━━ Text to read

Introduction

Our group is interested in security issues in New York city. For this project, we plan to use NYPD public safety data and New York city zip code data as major data sources, combining variables that represent all crime complaint cases to analysis the pattern of crime. The data sets including all-valid felony, misdemeanor, and violation crimes reported to the Police. We used mapping and graphs to help us visualize the public security situation in New York. We made 7 graphs to illustrate the safety of New York city.

Part A. Crimes Against Time

Total Victims for 24 Hours (Classified with gender)

#Load the data
nypd_precinct <- read.csv("NYPD_Complaint_Data_Current__Year_To_Date_.csv")

━━━━

Request 1
Copy the entries below word for word, from the very first one down through the line containing "pc-icon: PC xyxy=(16,265,30,280)", both ends included.

━━ Material for this exercise

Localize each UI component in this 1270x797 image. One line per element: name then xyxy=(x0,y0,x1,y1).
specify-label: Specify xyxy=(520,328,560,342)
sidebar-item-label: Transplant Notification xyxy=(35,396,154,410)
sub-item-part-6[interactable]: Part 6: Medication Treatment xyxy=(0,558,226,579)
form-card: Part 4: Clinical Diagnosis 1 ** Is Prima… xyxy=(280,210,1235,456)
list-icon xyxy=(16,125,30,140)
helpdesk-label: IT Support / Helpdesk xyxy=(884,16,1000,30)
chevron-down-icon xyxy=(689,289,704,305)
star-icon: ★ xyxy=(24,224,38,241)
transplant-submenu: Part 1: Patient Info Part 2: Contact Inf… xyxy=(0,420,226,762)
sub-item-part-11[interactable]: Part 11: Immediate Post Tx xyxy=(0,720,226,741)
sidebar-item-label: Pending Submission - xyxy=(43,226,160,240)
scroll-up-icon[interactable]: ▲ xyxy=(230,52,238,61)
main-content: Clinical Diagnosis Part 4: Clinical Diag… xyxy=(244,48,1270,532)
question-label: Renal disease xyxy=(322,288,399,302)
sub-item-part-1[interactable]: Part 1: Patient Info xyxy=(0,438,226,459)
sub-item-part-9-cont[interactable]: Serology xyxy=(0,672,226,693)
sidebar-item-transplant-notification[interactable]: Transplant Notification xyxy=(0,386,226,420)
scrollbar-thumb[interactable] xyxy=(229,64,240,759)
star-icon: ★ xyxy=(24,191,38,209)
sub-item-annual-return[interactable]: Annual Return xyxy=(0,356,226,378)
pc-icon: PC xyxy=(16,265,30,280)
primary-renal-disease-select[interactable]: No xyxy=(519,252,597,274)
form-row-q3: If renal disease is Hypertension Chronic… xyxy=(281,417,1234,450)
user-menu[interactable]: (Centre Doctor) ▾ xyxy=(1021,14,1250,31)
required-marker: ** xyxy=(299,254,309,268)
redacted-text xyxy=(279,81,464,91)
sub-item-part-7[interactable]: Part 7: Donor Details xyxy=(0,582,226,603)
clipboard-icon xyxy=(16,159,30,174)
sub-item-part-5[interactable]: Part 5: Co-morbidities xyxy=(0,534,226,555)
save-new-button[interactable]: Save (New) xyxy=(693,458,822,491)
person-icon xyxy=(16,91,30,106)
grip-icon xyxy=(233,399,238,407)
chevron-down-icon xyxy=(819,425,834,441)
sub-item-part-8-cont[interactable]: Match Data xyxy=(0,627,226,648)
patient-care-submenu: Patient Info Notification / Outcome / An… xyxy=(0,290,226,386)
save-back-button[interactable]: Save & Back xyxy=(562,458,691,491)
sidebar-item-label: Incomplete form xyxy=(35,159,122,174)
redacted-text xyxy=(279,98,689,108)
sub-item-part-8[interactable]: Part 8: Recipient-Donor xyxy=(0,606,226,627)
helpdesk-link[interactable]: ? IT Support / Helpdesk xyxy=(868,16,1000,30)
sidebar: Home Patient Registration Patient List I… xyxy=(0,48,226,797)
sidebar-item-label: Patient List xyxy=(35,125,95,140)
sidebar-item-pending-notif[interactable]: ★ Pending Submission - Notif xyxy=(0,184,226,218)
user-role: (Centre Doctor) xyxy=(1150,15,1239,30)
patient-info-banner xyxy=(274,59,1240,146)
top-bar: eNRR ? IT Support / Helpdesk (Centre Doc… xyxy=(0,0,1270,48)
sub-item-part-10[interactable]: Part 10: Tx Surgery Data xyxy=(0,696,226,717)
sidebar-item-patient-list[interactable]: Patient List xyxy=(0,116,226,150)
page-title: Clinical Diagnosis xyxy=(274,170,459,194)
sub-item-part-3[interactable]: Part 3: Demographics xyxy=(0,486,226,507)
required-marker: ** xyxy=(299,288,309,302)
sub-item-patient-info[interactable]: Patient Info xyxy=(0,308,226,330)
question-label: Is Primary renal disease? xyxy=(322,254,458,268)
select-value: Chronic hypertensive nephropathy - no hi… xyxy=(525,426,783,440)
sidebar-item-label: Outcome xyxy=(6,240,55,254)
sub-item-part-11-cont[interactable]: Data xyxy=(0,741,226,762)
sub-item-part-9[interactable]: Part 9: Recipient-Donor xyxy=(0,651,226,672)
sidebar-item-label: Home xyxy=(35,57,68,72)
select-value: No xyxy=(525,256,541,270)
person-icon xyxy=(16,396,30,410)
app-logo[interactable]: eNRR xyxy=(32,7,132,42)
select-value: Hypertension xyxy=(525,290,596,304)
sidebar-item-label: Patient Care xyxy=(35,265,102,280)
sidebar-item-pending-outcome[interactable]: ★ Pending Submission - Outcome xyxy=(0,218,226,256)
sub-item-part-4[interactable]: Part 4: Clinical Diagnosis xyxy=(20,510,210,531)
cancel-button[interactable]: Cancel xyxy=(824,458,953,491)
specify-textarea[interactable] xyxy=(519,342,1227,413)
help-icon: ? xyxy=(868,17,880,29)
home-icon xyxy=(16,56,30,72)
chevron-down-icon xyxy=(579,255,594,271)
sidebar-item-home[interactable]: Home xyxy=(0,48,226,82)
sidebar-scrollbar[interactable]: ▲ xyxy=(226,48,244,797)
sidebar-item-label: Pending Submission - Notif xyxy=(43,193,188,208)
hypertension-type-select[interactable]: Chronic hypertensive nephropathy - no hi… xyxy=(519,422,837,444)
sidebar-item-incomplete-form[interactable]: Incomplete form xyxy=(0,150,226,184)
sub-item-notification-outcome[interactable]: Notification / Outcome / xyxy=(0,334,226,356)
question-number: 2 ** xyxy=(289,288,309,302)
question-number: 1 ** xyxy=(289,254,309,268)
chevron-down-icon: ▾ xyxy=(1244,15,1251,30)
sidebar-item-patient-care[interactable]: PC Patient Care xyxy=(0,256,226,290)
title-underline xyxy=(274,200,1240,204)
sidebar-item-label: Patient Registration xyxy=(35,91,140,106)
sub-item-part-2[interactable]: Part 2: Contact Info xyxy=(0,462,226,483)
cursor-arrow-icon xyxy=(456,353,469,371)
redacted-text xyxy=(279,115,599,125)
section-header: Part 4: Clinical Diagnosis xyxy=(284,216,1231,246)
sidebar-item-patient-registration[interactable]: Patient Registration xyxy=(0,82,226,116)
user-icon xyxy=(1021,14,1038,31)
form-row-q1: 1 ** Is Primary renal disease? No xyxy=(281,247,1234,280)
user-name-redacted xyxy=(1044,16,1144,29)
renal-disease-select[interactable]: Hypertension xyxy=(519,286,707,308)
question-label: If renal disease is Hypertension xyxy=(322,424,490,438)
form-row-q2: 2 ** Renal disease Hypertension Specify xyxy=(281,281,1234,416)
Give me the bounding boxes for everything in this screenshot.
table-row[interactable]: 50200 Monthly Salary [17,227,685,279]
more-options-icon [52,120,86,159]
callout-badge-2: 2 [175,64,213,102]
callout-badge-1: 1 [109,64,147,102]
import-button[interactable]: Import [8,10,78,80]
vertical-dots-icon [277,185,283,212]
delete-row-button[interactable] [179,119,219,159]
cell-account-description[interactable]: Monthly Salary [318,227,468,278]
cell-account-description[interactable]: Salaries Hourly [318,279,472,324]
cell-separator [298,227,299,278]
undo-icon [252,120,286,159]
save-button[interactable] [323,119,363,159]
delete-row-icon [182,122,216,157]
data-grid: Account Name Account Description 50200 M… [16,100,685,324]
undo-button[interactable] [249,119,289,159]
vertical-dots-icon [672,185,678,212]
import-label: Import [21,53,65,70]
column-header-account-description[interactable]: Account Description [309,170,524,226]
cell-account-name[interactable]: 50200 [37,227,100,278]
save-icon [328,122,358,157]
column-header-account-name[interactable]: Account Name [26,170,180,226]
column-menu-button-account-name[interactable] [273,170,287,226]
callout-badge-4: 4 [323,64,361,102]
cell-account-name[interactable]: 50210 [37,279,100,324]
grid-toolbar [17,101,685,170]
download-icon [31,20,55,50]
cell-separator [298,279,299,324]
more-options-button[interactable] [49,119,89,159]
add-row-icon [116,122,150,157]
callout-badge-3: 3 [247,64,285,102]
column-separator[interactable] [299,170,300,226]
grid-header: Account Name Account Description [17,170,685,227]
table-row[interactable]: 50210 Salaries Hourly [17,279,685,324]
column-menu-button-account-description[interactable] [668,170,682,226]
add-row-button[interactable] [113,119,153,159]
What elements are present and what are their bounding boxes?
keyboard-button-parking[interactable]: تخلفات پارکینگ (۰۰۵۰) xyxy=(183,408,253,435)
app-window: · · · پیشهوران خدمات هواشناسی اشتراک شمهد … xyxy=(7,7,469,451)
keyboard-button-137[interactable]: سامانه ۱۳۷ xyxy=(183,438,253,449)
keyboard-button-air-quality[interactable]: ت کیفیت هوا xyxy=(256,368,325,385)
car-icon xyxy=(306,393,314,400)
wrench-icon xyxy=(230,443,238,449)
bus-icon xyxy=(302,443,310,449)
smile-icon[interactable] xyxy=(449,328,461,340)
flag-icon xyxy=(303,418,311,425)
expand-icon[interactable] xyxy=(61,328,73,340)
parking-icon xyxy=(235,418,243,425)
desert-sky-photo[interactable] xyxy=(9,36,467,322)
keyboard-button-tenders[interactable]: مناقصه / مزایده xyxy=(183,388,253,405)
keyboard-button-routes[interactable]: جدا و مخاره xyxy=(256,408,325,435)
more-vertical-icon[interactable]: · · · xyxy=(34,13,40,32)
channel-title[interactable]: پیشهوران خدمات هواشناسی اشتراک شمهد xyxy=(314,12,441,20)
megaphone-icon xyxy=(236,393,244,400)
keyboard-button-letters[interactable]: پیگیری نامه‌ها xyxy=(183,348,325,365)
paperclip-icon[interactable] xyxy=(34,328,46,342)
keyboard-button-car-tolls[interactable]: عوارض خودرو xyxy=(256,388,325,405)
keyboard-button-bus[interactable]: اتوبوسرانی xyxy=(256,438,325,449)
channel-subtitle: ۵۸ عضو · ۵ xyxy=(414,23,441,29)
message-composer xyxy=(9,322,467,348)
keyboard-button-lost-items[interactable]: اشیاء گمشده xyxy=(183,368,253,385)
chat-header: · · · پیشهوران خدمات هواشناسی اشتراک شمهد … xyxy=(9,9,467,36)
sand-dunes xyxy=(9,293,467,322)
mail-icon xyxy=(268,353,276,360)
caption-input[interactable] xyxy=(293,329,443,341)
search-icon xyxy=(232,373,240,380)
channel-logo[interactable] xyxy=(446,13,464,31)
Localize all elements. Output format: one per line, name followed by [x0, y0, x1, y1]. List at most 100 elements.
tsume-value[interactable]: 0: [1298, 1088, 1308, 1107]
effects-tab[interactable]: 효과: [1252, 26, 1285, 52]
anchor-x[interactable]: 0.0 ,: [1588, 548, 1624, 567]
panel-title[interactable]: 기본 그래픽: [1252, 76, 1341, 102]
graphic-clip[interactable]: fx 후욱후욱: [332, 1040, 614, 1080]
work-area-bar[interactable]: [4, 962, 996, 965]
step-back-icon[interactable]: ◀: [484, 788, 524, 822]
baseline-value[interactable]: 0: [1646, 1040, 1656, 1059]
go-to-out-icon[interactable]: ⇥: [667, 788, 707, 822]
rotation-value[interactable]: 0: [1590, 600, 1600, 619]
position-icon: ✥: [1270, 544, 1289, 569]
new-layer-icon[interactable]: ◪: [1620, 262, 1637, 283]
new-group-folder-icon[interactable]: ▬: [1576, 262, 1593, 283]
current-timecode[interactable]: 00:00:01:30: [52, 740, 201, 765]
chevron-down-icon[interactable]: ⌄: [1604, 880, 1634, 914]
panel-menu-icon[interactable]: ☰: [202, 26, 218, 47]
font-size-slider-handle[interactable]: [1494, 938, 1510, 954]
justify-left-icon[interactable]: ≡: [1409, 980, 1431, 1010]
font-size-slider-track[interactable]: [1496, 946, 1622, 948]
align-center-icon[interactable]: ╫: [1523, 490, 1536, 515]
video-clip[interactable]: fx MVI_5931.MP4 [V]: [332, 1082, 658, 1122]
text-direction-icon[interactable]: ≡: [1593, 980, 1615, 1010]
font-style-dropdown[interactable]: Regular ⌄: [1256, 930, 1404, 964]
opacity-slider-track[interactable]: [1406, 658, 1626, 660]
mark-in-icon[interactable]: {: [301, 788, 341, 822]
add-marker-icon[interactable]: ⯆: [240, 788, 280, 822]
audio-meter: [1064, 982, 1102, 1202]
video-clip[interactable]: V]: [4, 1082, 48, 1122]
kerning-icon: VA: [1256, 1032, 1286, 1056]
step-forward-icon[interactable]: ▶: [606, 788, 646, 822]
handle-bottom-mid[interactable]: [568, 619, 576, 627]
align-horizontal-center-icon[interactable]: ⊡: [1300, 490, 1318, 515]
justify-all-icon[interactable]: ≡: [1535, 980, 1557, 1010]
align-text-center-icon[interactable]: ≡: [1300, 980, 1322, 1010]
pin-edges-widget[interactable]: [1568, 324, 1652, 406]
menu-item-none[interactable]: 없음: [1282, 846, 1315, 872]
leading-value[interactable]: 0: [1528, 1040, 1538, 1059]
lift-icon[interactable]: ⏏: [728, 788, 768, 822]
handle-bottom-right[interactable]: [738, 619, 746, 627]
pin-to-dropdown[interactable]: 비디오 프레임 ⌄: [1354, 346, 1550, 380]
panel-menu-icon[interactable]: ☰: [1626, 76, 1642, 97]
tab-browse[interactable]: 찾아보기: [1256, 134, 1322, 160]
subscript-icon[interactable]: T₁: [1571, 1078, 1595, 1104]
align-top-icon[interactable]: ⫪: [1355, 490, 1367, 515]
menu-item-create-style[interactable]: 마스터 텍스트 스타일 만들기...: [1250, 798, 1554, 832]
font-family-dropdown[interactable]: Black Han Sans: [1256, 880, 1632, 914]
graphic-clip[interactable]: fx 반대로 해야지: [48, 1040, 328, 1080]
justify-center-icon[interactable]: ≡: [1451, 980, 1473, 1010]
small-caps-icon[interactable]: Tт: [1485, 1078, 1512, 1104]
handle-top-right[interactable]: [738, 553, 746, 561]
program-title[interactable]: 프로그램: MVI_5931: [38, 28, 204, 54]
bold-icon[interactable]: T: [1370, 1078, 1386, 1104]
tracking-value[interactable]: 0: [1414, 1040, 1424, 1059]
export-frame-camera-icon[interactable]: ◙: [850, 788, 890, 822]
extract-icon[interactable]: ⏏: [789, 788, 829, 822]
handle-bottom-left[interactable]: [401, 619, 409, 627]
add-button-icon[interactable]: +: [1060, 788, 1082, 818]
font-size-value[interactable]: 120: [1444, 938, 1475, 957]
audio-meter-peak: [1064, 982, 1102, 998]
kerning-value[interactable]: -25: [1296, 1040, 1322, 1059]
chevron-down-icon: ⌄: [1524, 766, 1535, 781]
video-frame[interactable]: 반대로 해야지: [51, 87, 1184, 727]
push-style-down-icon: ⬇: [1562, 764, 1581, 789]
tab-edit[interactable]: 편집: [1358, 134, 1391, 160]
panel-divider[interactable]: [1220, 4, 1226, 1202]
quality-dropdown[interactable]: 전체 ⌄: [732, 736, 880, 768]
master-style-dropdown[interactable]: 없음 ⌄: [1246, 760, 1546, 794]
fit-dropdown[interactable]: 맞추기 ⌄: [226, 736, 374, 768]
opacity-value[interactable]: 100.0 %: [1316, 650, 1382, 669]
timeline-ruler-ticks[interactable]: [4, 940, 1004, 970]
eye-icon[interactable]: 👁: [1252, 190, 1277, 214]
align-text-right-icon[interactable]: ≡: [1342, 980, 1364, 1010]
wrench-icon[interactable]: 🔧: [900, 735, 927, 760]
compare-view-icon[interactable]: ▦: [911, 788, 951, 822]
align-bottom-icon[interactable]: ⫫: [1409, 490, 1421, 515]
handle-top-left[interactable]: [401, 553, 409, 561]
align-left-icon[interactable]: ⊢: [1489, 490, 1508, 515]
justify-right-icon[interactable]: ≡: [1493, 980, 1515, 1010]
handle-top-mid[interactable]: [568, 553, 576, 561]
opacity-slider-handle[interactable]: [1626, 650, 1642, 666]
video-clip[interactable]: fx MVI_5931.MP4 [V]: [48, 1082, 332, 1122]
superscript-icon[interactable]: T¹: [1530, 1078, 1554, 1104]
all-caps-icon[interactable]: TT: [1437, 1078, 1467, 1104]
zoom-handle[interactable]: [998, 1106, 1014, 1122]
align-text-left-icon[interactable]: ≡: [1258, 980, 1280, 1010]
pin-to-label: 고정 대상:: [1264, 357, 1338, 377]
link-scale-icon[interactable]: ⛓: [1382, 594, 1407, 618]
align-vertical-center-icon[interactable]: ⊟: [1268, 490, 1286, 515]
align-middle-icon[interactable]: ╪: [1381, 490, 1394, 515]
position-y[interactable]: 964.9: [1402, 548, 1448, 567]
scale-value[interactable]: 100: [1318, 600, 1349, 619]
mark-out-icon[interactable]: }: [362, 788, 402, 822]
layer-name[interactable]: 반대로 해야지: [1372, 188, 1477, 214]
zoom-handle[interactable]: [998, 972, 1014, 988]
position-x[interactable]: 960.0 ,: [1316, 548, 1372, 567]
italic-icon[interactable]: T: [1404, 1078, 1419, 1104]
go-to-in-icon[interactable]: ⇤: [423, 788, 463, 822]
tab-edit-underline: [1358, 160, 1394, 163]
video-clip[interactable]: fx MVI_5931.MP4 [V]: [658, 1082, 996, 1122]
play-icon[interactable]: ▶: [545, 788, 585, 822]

━━━━

Request 2
Continue the write-up on New York City crime data from where it stops.

Reply 1
Localize each UI component in this 1270x797 image. One line per element: name then xyxy=(x0,y0,x1,y1).
specify-label: Specify xyxy=(520,328,560,342)
sidebar-item-label: Transplant Notification xyxy=(35,396,154,410)
sub-item-part-6[interactable]: Part 6: Medication Treatment xyxy=(0,558,226,579)
form-card: Part 4: Clinical Diagnosis 1 ** Is Prima… xyxy=(280,210,1235,456)
list-icon xyxy=(16,125,30,140)
helpdesk-label: IT Support / Helpdesk xyxy=(884,16,1000,30)
chevron-down-icon xyxy=(689,289,704,305)
star-icon: ★ xyxy=(24,224,38,241)
transplant-submenu: Part 1: Patient Info Part 2: Contact Inf… xyxy=(0,420,226,762)
sub-item-part-11[interactable]: Part 11: Immediate Post Tx xyxy=(0,720,226,741)
sidebar-item-label: Pending Submission - xyxy=(43,226,160,240)
scroll-up-icon[interactable]: ▲ xyxy=(230,52,238,61)
main-content: Clinical Diagnosis Part 4: Clinical Diag… xyxy=(244,48,1270,532)
question-label: Renal disease xyxy=(322,288,399,302)
sub-item-part-1[interactable]: Part 1: Patient Info xyxy=(0,438,226,459)
sub-item-part-9-cont[interactable]: Serology xyxy=(0,672,226,693)
sidebar-item-transplant-notification[interactable]: Transplant Notification xyxy=(0,386,226,420)
scrollbar-thumb[interactable] xyxy=(229,64,240,759)
star-icon: ★ xyxy=(24,191,38,209)
sub-item-annual-return[interactable]: Annual Return xyxy=(0,356,226,378)
pc-icon: PC xyxy=(16,265,30,280)

Reply 2
nypd<-read.csv("NYPD_Complaint_Data_Current__Year_To_Date - filtered.csv")
nypd$CMPLNT_FR_DT <- mdy(nypd$CMPLNT_FR_DT)
nypd$CMPLNT_FR_TM <- format(as.POSIXct(nypd$CMPLNT_FR_TM, format = "%H:%M:%S"),  "%H")
nypd$CMPLNT_FR_YR <- format(as.POSIXct(nypd$CMPLNT_FR_DT, format = "%Y-%M-%D"),  "%Y")
nypd$CMPLNT_FR_YRMT<-format(nypd$CMPLNT_FR_DT, "%Y-%m")
nypd$VIC_SEX[nypd$VIC_SEX == 'F'] <- 'Female'
nypd$VIC_SEX[nypd$VIC_SEX == 'M'] <- 'Male'
nypd<-nypd%>%
  filter(CMPLNT_FR_YR <= 2021)
plot_data<-nypd %>% 
  filter(CRM_ATPT_CPTD_CD == 'COMPLETED')%>%
  filter(VIC_SEX == "Female"|VIC_SEX=="Male")%>%
  select(CMPLNT_FR_TM,VIC_SEX,CMPLNT_NUM) %>%
  group_by(CMPLNT_FR_TM,VIC_SEX) %>%
  count(CMPLNT_NUM)%>%
  group_by(CMPLNT_FR_TM,VIC_SEX) %>%
  summarise(Victum_num = sum(n))%>%
  arrange(VIC_SEX,CMPLNT_FR_TM)

plot_data<-plot_data%>% 
  rename(Gender = VIC_SEX)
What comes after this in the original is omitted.